#### EXERCISE DIRECTIONS
Transcribe the material verbatim in full; the pictures do not belong in the copy.

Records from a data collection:
------
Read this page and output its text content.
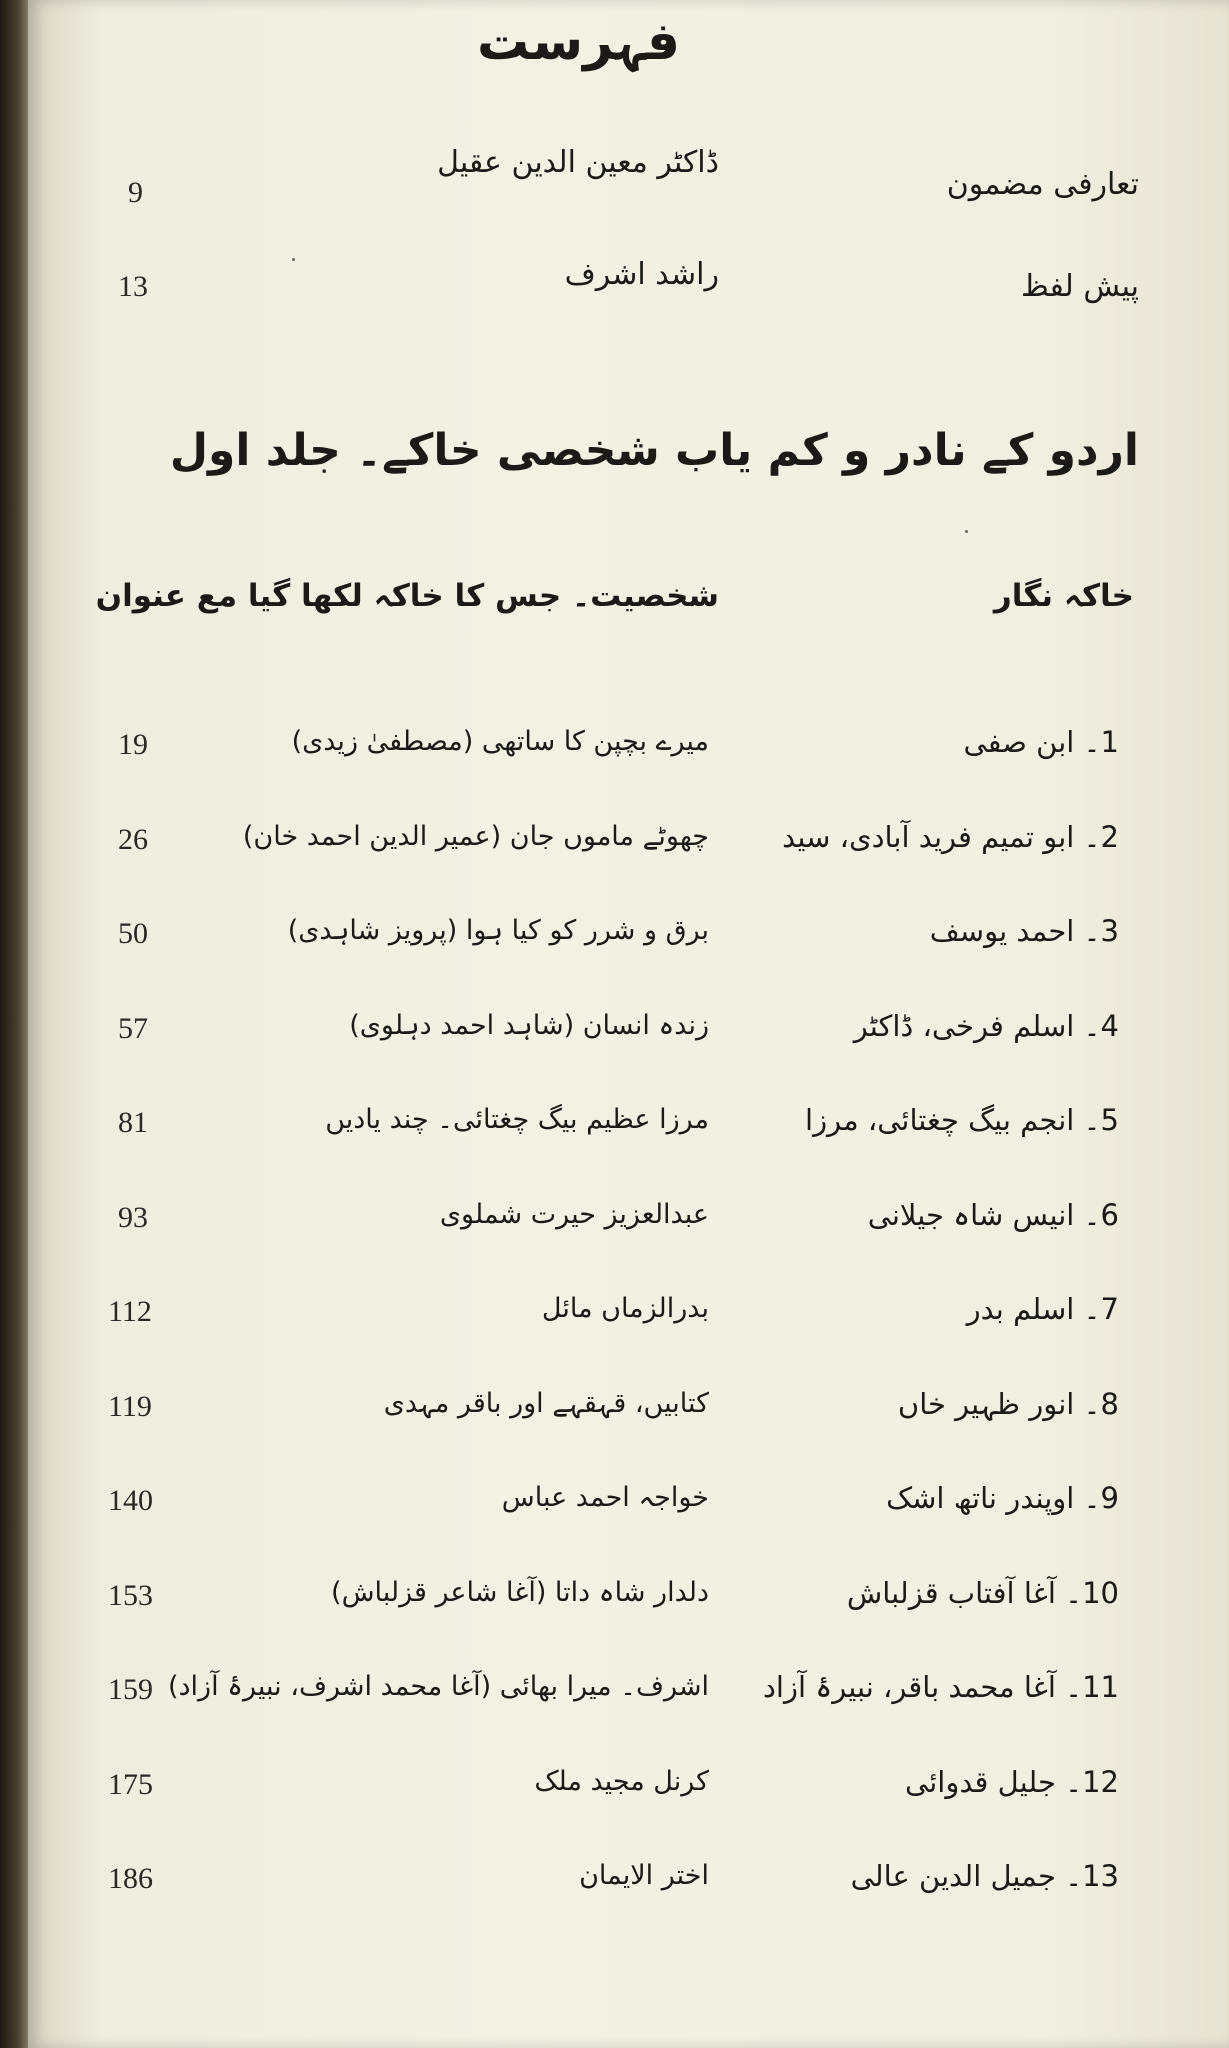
فہرست
تعارفی مضمون
ڈاکٹر معین الدین عقیل
9
پیش لفظ
راشد اشرف
13
اردو کے نادر و کم یاب شخصی خاکے۔ جلد اول
خاکہ نگار
شخصیت۔ جس کا خاکہ لکھا گیا مع عنوان
1۔ ابن صفی
میرے بچپن کا ساتھی (مصطفیٰ زیدی)
19
2۔ ابو تمیم فرید آبادی، سید
چھوٹے ماموں جان (عمیر الدین احمد خان)
26
3۔ احمد یوسف
برق و شرر کو کیا ہوا (پرویز شاہدی)
50
4۔ اسلم فرخی، ڈاکٹر
زندہ انسان (شاہد احمد دہلوی)
57
5۔ انجم بیگ چغتائی، مرزا
مرزا عظیم بیگ چغتائی۔ چند یادیں
81
6۔ انیس شاہ جیلانی
عبدالعزیز حیرت شملوی
93
7۔ اسلم بدر
بدرالزماں مائل
112
8۔ انور ظہیر خاں
کتابیں، قہقہے اور باقر مہدی
119
9۔ اوپندر ناتھ اشک
خواجہ احمد عباس
140
10۔ آغا آفتاب قزلباش
دلدار شاہ داتا (آغا شاعر قزلباش)
153
11۔ آغا محمد باقر، نبیرۂ آزاد
اشرف۔ میرا بھائی (آغا محمد اشرف، نبیرۂ آزاد)
159
12۔ جلیل قدوائی
کرنل مجید ملک
175
13۔ جمیل الدین عالی
اختر الایمان
186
------
#### EXERCISE RESULT
Read this page and output its text content.
فہرست
تعارفی مضمون
ڈاکٹر معین الدین عقیل
9
پیش لفظ
راشد اشرف
13
اردو کے نادر و کم یاب شخصی خاکے۔ جلد اول
خاکہ نگار
شخصیت۔ جس کا خاکہ لکھا گیا مع عنوان
1۔ ابن صفی
میرے بچپن کا ساتھی (مصطفیٰ زیدی)
19
2۔ ابو تمیم فرید آبادی، سید
چھوٹے ماموں جان (عمیر الدین احمد خان)
26
3۔ احمد یوسف
برق و شرر کو کیا ہوا (پرویز شاہدی)
50
4۔ اسلم فرخی، ڈاکٹر
زندہ انسان (شاہد احمد دہلوی)
57
5۔ انجم بیگ چغتائی، مرزا
مرزا عظیم بیگ چغتائی۔ چند یادیں
81
6۔ انیس شاہ جیلانی
عبدالعزیز حیرت شملوی
93
7۔ اسلم بدر
بدرالزماں مائل
112
8۔ انور ظہیر خاں
کتابیں، قہقہے اور باقر مہدی
119
9۔ اوپندر ناتھ اشک
خواجہ احمد عباس
140
10۔ آغا آفتاب قزلباش
دلدار شاہ داتا (آغا شاعر قزلباش)
153
11۔ آغا محمد باقر، نبیرۂ آزاد
اشرف۔ میرا بھائی (آغا محمد اشرف، نبیرۂ آزاد)
159
12۔ جلیل قدوائی
کرنل مجید ملک
175
13۔ جمیل الدین عالی
اختر الایمان
186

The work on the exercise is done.